» **Records supplied**
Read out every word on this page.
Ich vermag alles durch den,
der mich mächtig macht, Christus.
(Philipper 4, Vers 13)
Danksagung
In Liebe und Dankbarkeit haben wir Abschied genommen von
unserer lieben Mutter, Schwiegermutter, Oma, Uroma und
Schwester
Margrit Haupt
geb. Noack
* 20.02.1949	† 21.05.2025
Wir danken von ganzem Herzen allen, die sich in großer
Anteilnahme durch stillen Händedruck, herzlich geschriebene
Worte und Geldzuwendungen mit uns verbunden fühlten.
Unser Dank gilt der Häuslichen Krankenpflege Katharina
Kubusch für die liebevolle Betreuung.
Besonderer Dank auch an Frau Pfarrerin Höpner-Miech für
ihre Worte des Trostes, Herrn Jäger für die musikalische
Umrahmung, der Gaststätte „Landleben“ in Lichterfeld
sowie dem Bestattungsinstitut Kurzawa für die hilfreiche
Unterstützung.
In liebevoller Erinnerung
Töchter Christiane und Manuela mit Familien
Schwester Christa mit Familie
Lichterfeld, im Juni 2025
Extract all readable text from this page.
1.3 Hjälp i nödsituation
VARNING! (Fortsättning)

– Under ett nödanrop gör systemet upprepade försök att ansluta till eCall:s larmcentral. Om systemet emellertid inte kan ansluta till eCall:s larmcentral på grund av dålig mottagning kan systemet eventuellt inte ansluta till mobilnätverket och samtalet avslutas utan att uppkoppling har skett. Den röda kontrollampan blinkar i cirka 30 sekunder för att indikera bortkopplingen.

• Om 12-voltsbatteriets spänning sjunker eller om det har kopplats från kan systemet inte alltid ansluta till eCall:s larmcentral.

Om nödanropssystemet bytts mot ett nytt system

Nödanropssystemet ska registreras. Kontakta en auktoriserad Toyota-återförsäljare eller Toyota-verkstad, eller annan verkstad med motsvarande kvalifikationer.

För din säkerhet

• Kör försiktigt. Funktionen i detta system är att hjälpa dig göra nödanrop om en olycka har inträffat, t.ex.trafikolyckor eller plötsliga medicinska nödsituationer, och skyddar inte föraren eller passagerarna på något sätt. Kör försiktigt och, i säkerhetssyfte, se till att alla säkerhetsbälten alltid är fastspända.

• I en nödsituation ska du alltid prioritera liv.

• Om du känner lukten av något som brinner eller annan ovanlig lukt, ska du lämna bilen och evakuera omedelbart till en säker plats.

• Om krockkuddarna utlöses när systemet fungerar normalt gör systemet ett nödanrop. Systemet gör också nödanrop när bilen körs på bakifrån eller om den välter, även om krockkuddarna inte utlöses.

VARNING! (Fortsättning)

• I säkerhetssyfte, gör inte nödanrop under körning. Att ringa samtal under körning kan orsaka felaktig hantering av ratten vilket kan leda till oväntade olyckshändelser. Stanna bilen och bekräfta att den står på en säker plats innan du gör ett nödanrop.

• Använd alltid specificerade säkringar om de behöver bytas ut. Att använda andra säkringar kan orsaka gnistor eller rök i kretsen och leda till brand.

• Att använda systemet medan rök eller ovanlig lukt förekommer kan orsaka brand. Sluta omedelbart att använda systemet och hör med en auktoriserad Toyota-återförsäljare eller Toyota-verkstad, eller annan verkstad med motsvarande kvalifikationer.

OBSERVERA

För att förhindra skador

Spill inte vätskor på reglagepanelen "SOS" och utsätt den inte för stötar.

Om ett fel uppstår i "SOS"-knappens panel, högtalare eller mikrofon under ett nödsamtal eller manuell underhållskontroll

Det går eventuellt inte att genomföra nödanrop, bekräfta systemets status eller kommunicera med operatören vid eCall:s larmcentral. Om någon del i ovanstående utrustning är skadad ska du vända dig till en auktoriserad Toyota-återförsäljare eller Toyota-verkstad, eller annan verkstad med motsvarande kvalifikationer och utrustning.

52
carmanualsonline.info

» **Your goal**
Scan the preceding records line by line, and state how many lines contain "durch". Nothing else belongs in the answer.

» **Response to this task**
2